SET PROBLEM ▸ Using the entries below, transcribe exactly the line containing "Output the text content of this document." and each line that follows it to the end.

[Entries from a dataset]
----------

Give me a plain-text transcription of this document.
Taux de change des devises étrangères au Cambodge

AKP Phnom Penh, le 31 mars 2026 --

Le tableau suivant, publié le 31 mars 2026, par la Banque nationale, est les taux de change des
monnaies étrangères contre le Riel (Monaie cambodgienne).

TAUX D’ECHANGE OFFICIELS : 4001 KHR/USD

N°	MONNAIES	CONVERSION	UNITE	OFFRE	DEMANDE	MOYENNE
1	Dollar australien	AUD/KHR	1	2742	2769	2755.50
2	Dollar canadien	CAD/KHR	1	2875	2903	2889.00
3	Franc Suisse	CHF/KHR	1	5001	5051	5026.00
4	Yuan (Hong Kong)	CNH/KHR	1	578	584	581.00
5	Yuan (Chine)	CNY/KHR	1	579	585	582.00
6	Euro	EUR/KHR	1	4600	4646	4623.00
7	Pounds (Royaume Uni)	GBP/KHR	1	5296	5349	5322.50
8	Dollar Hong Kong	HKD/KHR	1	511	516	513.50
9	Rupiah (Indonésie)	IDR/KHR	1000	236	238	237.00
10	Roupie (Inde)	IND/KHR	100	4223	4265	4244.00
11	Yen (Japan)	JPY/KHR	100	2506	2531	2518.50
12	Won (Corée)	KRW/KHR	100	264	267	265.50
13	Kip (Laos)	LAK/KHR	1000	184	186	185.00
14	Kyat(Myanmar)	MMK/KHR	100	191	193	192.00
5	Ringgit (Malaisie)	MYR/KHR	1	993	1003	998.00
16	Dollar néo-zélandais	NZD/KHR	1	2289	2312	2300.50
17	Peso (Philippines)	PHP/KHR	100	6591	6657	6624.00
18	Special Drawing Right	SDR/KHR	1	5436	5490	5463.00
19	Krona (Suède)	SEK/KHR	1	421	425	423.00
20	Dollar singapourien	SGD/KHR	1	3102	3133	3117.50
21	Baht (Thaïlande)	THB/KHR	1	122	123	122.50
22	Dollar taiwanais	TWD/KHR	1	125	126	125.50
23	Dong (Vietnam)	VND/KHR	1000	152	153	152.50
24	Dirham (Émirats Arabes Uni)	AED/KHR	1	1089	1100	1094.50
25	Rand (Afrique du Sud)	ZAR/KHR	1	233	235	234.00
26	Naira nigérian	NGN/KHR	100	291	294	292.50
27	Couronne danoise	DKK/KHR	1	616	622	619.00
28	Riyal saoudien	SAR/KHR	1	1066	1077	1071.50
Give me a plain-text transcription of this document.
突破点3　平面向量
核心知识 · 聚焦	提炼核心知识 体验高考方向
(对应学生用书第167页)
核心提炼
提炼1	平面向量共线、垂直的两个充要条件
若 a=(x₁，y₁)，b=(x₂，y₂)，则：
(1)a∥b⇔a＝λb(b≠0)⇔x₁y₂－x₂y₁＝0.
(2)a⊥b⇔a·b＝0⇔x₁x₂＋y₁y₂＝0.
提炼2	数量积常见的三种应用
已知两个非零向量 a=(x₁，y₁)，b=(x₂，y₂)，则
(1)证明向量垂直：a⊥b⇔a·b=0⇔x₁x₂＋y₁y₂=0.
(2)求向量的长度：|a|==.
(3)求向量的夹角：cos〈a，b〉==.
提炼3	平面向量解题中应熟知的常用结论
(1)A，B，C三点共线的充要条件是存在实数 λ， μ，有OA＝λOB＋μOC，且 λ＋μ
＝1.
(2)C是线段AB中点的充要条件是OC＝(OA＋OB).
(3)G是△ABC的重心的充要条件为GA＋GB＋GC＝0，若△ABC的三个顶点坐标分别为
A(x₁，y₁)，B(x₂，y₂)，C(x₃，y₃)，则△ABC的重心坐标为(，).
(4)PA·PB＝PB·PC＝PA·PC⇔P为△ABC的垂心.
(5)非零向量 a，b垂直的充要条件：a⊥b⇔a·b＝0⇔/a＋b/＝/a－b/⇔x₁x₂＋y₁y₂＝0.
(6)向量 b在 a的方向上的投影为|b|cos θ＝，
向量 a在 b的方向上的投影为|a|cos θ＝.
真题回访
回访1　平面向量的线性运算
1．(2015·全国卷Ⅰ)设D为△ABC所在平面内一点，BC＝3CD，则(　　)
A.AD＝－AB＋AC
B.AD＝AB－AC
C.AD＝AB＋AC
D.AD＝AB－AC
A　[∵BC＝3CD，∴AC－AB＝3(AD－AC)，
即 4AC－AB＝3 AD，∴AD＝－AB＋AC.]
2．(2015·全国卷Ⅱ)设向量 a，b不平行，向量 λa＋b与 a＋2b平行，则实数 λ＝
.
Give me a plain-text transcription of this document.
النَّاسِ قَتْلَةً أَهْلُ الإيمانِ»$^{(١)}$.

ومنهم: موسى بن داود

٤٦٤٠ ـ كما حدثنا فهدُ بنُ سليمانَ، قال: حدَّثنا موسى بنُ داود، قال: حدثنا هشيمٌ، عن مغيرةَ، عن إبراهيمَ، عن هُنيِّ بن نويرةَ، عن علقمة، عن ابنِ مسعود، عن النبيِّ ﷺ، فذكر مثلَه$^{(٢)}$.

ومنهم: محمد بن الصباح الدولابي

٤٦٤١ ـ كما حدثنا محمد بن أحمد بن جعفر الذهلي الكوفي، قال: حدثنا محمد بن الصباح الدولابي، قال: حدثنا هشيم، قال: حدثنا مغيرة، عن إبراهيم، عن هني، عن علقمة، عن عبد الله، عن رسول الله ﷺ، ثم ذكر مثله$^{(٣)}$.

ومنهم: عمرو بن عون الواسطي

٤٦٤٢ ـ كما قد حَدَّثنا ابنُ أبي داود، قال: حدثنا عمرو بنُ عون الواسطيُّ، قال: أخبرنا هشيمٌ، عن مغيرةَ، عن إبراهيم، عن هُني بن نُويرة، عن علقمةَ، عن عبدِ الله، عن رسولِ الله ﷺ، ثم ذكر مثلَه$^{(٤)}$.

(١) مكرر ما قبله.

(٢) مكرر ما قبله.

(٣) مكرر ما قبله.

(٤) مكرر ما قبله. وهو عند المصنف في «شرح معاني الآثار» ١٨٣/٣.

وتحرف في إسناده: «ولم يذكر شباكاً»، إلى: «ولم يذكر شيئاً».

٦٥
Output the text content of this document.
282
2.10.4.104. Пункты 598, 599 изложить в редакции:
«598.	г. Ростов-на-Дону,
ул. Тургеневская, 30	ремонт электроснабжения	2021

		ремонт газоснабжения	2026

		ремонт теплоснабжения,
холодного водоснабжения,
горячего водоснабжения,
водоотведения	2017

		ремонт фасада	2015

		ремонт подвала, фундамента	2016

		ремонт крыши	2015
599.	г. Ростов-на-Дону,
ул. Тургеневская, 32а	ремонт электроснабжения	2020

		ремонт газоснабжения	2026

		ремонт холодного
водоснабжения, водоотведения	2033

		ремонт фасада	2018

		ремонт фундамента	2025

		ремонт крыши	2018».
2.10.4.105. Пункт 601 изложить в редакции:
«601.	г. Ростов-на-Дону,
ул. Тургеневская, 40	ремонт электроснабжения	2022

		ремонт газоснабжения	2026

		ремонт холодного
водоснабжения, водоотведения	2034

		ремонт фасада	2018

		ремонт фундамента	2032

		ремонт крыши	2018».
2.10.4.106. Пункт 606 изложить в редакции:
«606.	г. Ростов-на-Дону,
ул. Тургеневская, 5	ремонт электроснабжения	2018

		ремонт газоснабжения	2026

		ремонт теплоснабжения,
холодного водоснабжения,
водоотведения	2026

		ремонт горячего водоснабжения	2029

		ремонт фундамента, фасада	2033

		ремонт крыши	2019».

----------

EXERCISE OUTPUT ▸
Output the text content of this document.
282
2.10.4.104. Пункты 598, 599 изложить в редакции:
«598.	г. Ростов-на-Дону,
ул. Тургеневская, 30	ремонт электроснабжения	2021

		ремонт газоснабжения	2026

		ремонт теплоснабжения,
холодного водоснабжения,
горячего водоснабжения,
водоотведения	2017

		ремонт фасада	2015

		ремонт подвала, фундамента	2016

		ремонт крыши	2015
599.	г. Ростов-на-Дону,
ул. Тургеневская, 32а	ремонт электроснабжения	2020

		ремонт газоснабжения	2026

		ремонт холодного
водоснабжения, водоотведения	2033

		ремонт фасада	2018

		ремонт фундамента	2025

		ремонт крыши	2018».
2.10.4.105. Пункт 601 изложить в редакции:
«601.	г. Ростов-на-Дону,
ул. Тургеневская, 40	ремонт электроснабжения	2022

		ремонт газоснабжения	2026

		ремонт холодного
водоснабжения, водоотведения	2034

		ремонт фасада	2018

		ремонт фундамента	2032

		ремонт крыши	2018».
2.10.4.106. Пункт 606 изложить в редакции:
«606.	г. Ростов-на-Дону,
ул. Тургеневская, 5	ремонт электроснабжения	2018

		ремонт газоснабжения	2026

		ремонт теплоснабжения,
холодного водоснабжения,
водоотведения	2026

		ремонт горячего водоснабжения	2029

		ремонт фундамента, фасада	2033

		ремонт крыши	2019».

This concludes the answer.